### WHAT THE EXERCISE ASKS
Without including the pictures, copy out every line below.

*** RECORDS FOR THE EXERCISE ***

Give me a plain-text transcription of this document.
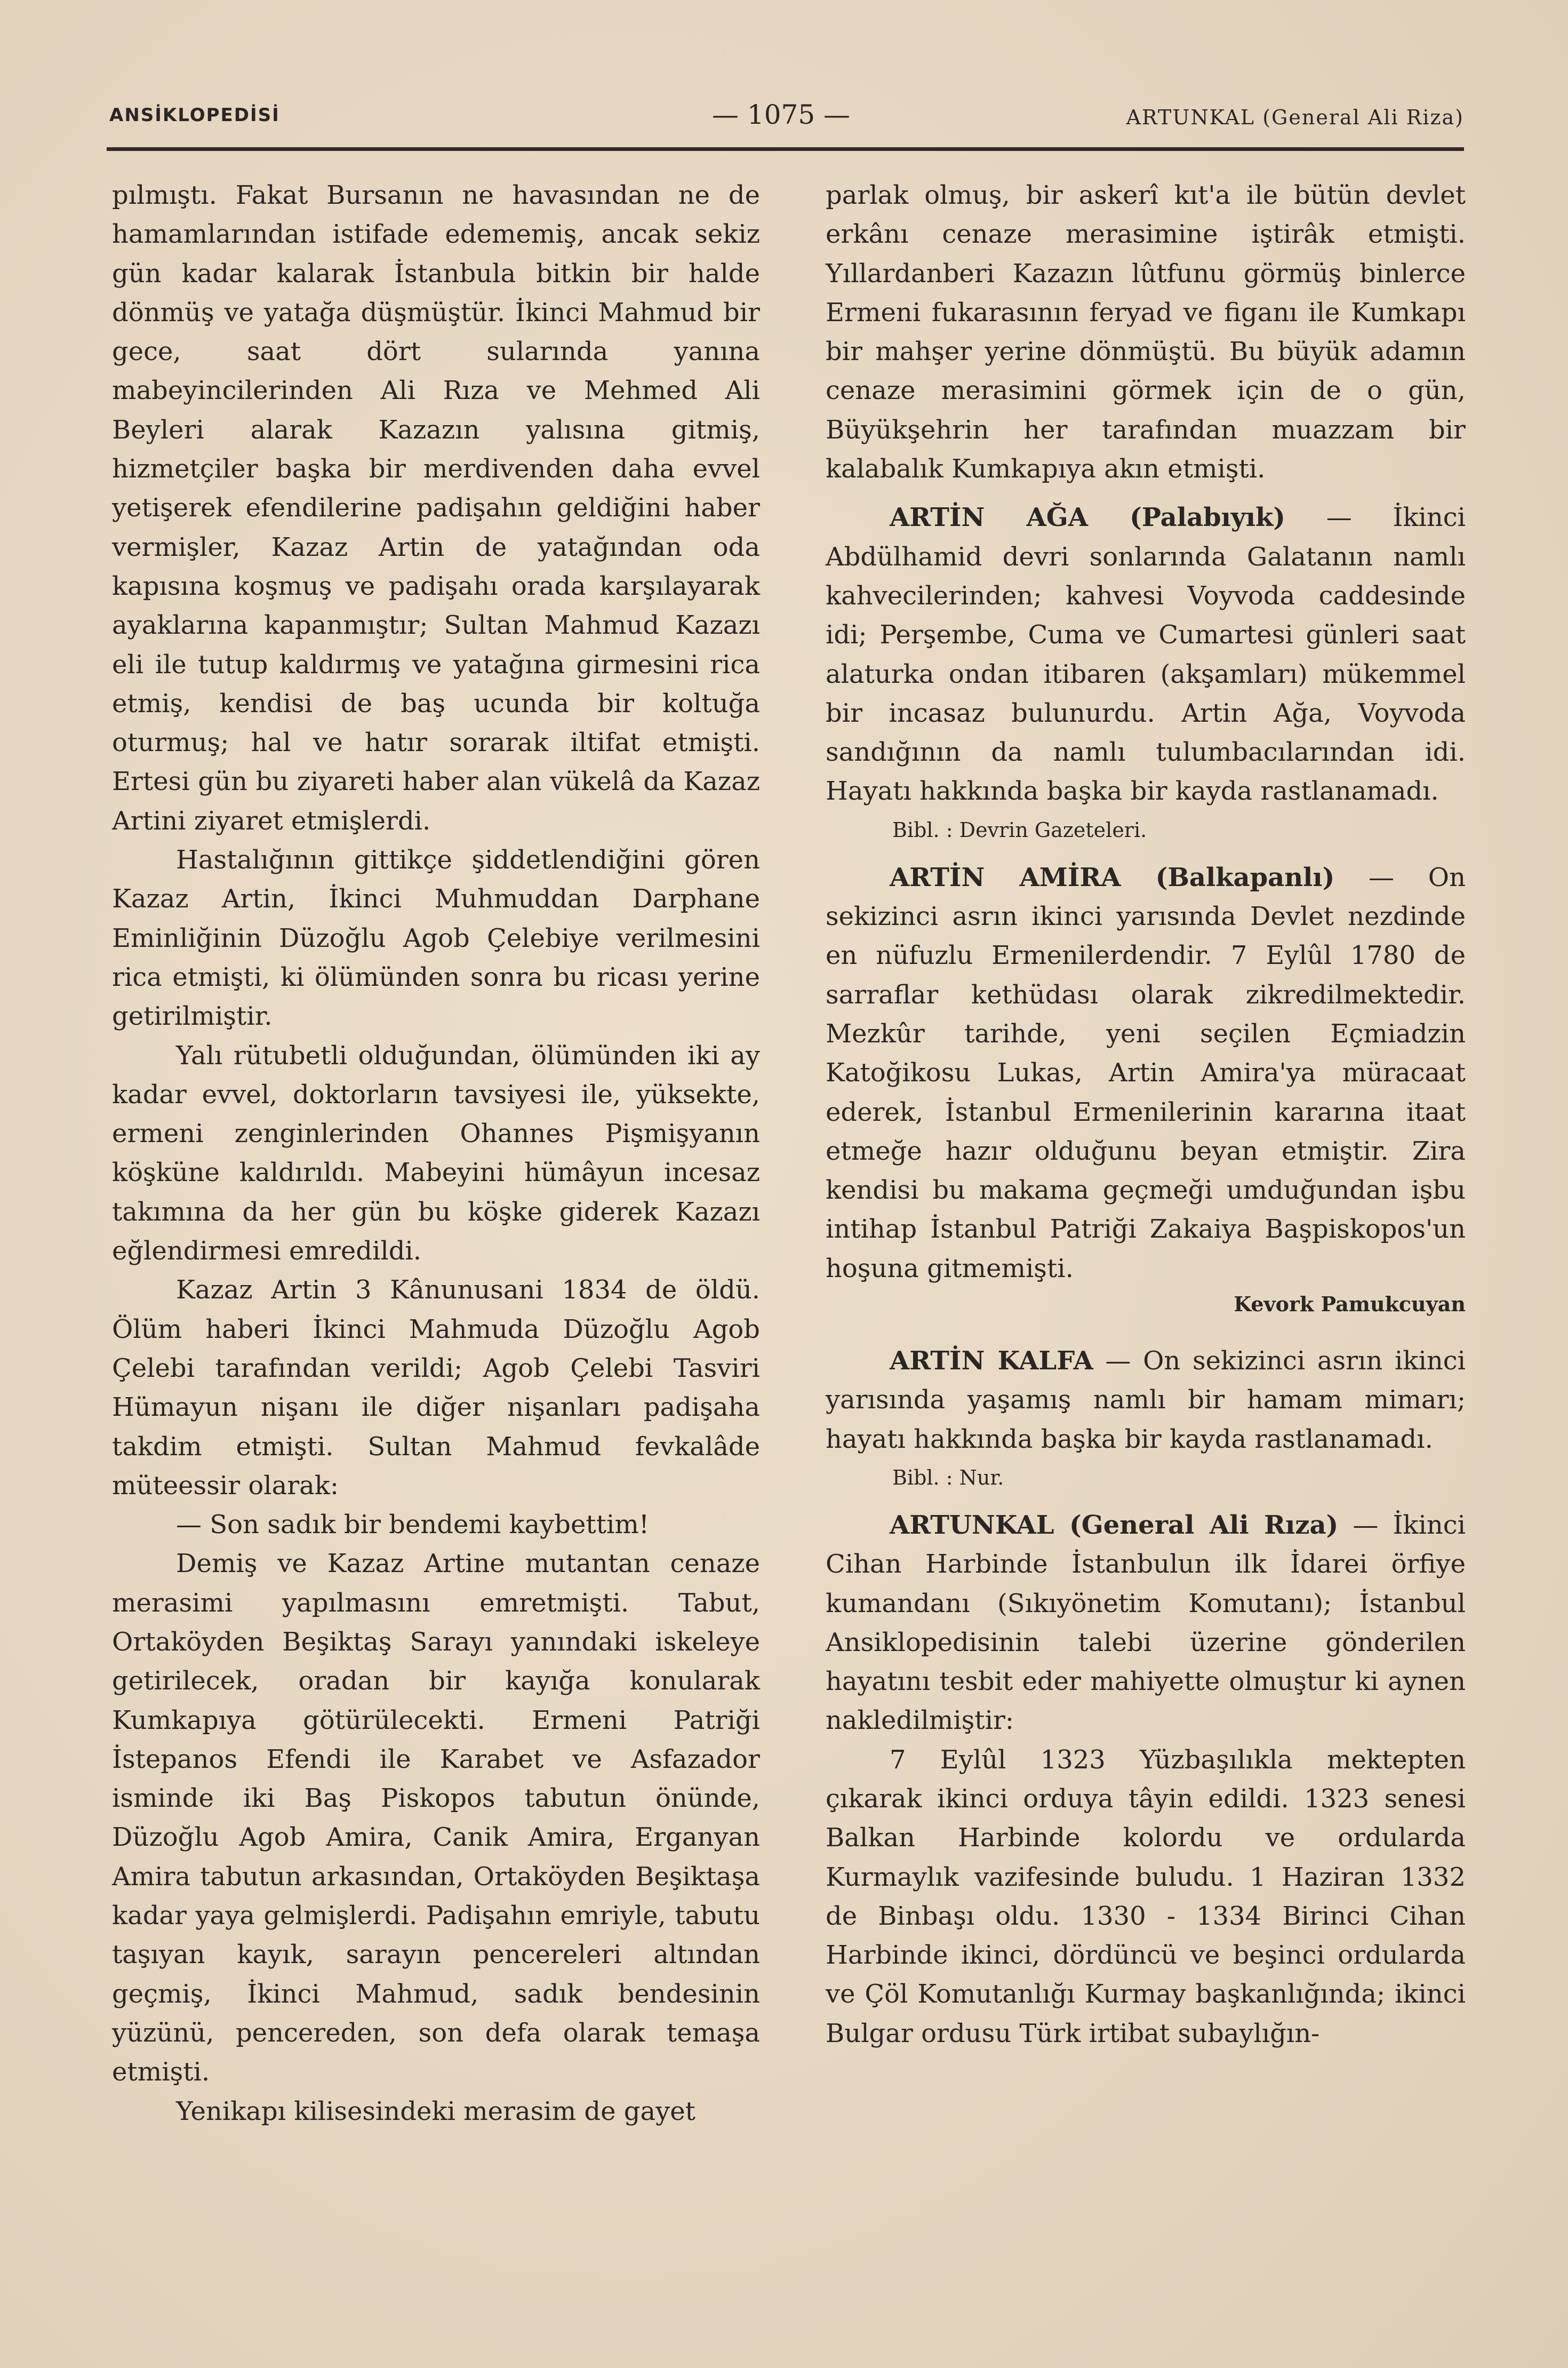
ANSİKLOPEDİSİ	— 1075 —	ARTUNKAL (General Ali Riza)

pılmıştı. Fakat Bursanın ne havasından ne de hamamlarından istifade edememiş, ancak sekiz gün kadar kalarak İstanbula bitkin bir halde dönmüş ve yatağa düşmüştür. İkinci Mahmud bir gece, saat dört sularında yanına mabeyincilerinden Ali Rıza ve Mehmed Ali Beyleri alarak Kazazın yalısına gitmiş, hizmetçiler başka bir merdivenden daha evvel yetişerek efendilerine padişahın geldiğini haber vermişler, Kazaz Artin de yatağından oda kapısına koşmuş ve padişahı orada karşılayarak ayaklarına kapanmıştır; Sultan Mahmud Kazazı eli ile tutup kaldırmış ve yatağına girmesini rica etmiş, kendisi de baş ucunda bir koltuğa oturmuş; hal ve hatır sorarak iltifat etmişti. Ertesi gün bu ziyareti haber alan vükelâ da Kazaz Artini ziyaret etmişlerdi.

Hastalığının gittikçe şiddetlendiğini gören Kazaz Artin, İkinci Muhmuddan Darphane Eminliğinin Düzoğlu Agob Çelebiye verilmesini rica etmişti, ki ölümünden sonra bu ricası yerine getirilmiştir.

Yalı rütubetli olduğundan, ölümünden iki ay kadar evvel, doktorların tavsiyesi ile, yüksekte, ermeni zenginlerinden Ohannes Pişmişyanın köşküne kaldırıldı. Mabeyini hümâyun incesaz takımına da her gün bu köşke giderek Kazazı eğlendirmesi emredildi.

Kazaz Artin 3 Kânunusani 1834 de öldü. Ölüm haberi İkinci Mahmuda Düzoğlu Agob Çelebi tarafından verildi; Agob Çelebi Tasviri Hümayun nişanı ile diğer nişanları padişaha takdim etmişti. Sultan Mahmud fevkalâde müteessir olarak:

— Son sadık bir bendemi kaybettim!

Demiş ve Kazaz Artine mutantan cenaze merasimi yapılmasını emretmişti. Tabut, Ortaköyden Beşiktaş Sarayı yanındaki iskeleye getirilecek, oradan bir kayığa konularak Kumkapıya götürülecekti. Ermeni Patriği İstepanos Efendi ile Karabet ve Asfazador isminde iki Baş Piskopos tabutun önünde, Düzoğlu Agob Amira, Canik Amira, Erganyan Amira tabutun arkasından, Ortaköyden Beşiktaşa kadar yaya gelmişlerdi. Padişahın emriyle, tabutu taşıyan kayık, sarayın pencereleri altından geçmiş, İkinci Mahmud, sadık bendesinin yüzünü, pencereden, son defa olarak temaşa etmişti.

Yenikapı kilisesindeki merasim de gayet

parlak olmuş, bir askerî kıt'a ile bütün devlet erkânı cenaze merasimine iştirâk etmişti. Yıllardanberi Kazazın lûtfunu görmüş binlerce Ermeni fukarasının feryad ve figanı ile Kumkapı bir mahşer yerine dönmüştü. Bu büyük adamın cenaze merasimini görmek için de o gün, Büyükşehrin her tarafından muazzam bir kalabalık Kumkapıya akın etmişti.

ARTİN AĞA (Palabıyık) — İkinci Abdülhamid devri sonlarında Galatanın namlı kahvecilerinden; kahvesi Voyvoda caddesinde idi; Perşembe, Cuma ve Cumartesi günleri saat alaturka ondan itibaren (akşamları) mükemmel bir incasaz bulunurdu. Artin Ağa, Voyvoda sandığının da namlı tulumbacılarından idi. Hayatı hakkında başka bir kayda rastlanamadı.

Bibl. : Devrin Gazeteleri.

ARTİN AMİRA (Balkapanlı) — On sekizinci asrın ikinci yarısında Devlet nezdinde en nüfuzlu Ermenilerdendir. 7 Eylûl 1780 de sarraflar kethüdası olarak zikredilmektedir. Mezkûr tarihde, yeni seçilen Eçmiadzin Katoğikosu Lukas, Artin Amira'ya müracaat ederek, İstanbul Ermenilerinin kararına itaat etmeğe hazır olduğunu beyan etmiştir. Zira kendisi bu makama geçmeği umduğundan işbu intihap İstanbul Patriği Zakaiya Başpiskopos'un hoşuna gitmemişti.

Kevork Pamukcuyan

ARTİN KALFA — On sekizinci asrın ikinci yarısında yaşamış namlı bir hamam mimarı; hayatı hakkında başka bir kayda rastlanamadı.

Bibl. : Nur.

ARTUNKAL (General Ali Rıza) — İkinci Cihan Harbinde İstanbulun ilk İdarei örfiye kumandanı (Sıkıyönetim Komutanı); İstanbul Ansiklopedisinin talebi üzerine gönderilen hayatını tesbit eder mahiyette olmuştur ki aynen nakledilmiştir:

7 Eylûl 1323 Yüzbaşılıkla mektepten çıkarak ikinci orduya tâyin edildi. 1323 senesi Balkan Harbinde kolordu ve ordularda Kurmaylık vazifesinde buludu. 1 Haziran 1332 de Binbaşı oldu. 1330 - 1334 Birinci Cihan Harbinde ikinci, dördüncü ve beşinci ordularda ve Çöl Komutanlığı Kurmay başkanlığında; ikinci Bulgar ordusu Türk irtibat subaylığın-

***

### COMPLETED EXERCISE
Give me a plain-text transcription of this document.
ANSİKLOPEDİSİ	— 1075 —	ARTUNKAL (General Ali Riza)

pılmıştı. Fakat Bursanın ne havasından ne de hamamlarından istifade edememiş, ancak sekiz gün kadar kalarak İstanbula bitkin bir halde dönmüş ve yatağa düşmüştür. İkinci Mahmud bir gece, saat dört sularında yanına mabeyincilerinden Ali Rıza ve Mehmed Ali Beyleri alarak Kazazın yalısına gitmiş, hizmetçiler başka bir merdivenden daha evvel yetişerek efendilerine padişahın geldiğini haber vermişler, Kazaz Artin de yatağından oda kapısına koşmuş ve padişahı orada karşılayarak ayaklarına kapanmıştır; Sultan Mahmud Kazazı eli ile tutup kaldırmış ve yatağına girmesini rica etmiş, kendisi de baş ucunda bir koltuğa oturmuş; hal ve hatır sorarak iltifat etmişti. Ertesi gün bu ziyareti haber alan vükelâ da Kazaz Artini ziyaret etmişlerdi.

Hastalığının gittikçe şiddetlendiğini gören Kazaz Artin, İkinci Muhmuddan Darphane Eminliğinin Düzoğlu Agob Çelebiye verilmesini rica etmişti, ki ölümünden sonra bu ricası yerine getirilmiştir.

Yalı rütubetli olduğundan, ölümünden iki ay kadar evvel, doktorların tavsiyesi ile, yüksekte, ermeni zenginlerinden Ohannes Pişmişyanın köşküne kaldırıldı. Mabeyini hümâyun incesaz takımına da her gün bu köşke giderek Kazazı eğlendirmesi emredildi.

Kazaz Artin 3 Kânunusani 1834 de öldü. Ölüm haberi İkinci Mahmuda Düzoğlu Agob Çelebi tarafından verildi; Agob Çelebi Tasviri Hümayun nişanı ile diğer nişanları padişaha takdim etmişti. Sultan Mahmud fevkalâde müteessir olarak:

— Son sadık bir bendemi kaybettim!

Demiş ve Kazaz Artine mutantan cenaze merasimi yapılmasını emretmişti. Tabut, Ortaköyden Beşiktaş Sarayı yanındaki iskeleye getirilecek, oradan bir kayığa konularak Kumkapıya götürülecekti. Ermeni Patriği İstepanos Efendi ile Karabet ve Asfazador isminde iki Baş Piskopos tabutun önünde, Düzoğlu Agob Amira, Canik Amira, Erganyan Amira tabutun arkasından, Ortaköyden Beşiktaşa kadar yaya gelmişlerdi. Padişahın emriyle, tabutu taşıyan kayık, sarayın pencereleri altından geçmiş, İkinci Mahmud, sadık bendesinin yüzünü, pencereden, son defa olarak temaşa etmişti.

Yenikapı kilisesindeki merasim de gayet

parlak olmuş, bir askerî kıt'a ile bütün devlet erkânı cenaze merasimine iştirâk etmişti. Yıllardanberi Kazazın lûtfunu görmüş binlerce Ermeni fukarasının feryad ve figanı ile Kumkapı bir mahşer yerine dönmüştü. Bu büyük adamın cenaze merasimini görmek için de o gün, Büyükşehrin her tarafından muazzam bir kalabalık Kumkapıya akın etmişti.

ARTİN AĞA (Palabıyık) — İkinci Abdülhamid devri sonlarında Galatanın namlı kahvecilerinden; kahvesi Voyvoda caddesinde idi; Perşembe, Cuma ve Cumartesi günleri saat alaturka ondan itibaren (akşamları) mükemmel bir incasaz bulunurdu. Artin Ağa, Voyvoda sandığının da namlı tulumbacılarından idi. Hayatı hakkında başka bir kayda rastlanamadı.

Bibl. : Devrin Gazeteleri.

ARTİN AMİRA (Balkapanlı) — On sekizinci asrın ikinci yarısında Devlet nezdinde en nüfuzlu Ermenilerdendir. 7 Eylûl 1780 de sarraflar kethüdası olarak zikredilmektedir. Mezkûr tarihde, yeni seçilen Eçmiadzin Katoğikosu Lukas, Artin Amira'ya müracaat ederek, İstanbul Ermenilerinin kararına itaat etmeğe hazır olduğunu beyan etmiştir. Zira kendisi bu makama geçmeği umduğundan işbu intihap İstanbul Patriği Zakaiya Başpiskopos'un hoşuna gitmemişti.

Kevork Pamukcuyan

ARTİN KALFA — On sekizinci asrın ikinci yarısında yaşamış namlı bir hamam mimarı; hayatı hakkında başka bir kayda rastlanamadı.

Bibl. : Nur.

ARTUNKAL (General Ali Rıza) — İkinci Cihan Harbinde İstanbulun ilk İdarei örfiye kumandanı (Sıkıyönetim Komutanı); İstanbul Ansiklopedisinin talebi üzerine gönderilen hayatını tesbit eder mahiyette olmuştur ki aynen nakledilmiştir:

7 Eylûl 1323 Yüzbaşılıkla mektepten çıkarak ikinci orduya tâyin edildi. 1323 senesi Balkan Harbinde kolordu ve ordularda Kurmaylık vazifesinde buludu. 1 Haziran 1332 de Binbaşı oldu. 1330 - 1334 Birinci Cihan Harbinde ikinci, dördüncü ve beşinci ordularda ve Çöl Komutanlığı Kurmay başkanlığında; ikinci Bulgar ordusu Türk irtibat subaylığın-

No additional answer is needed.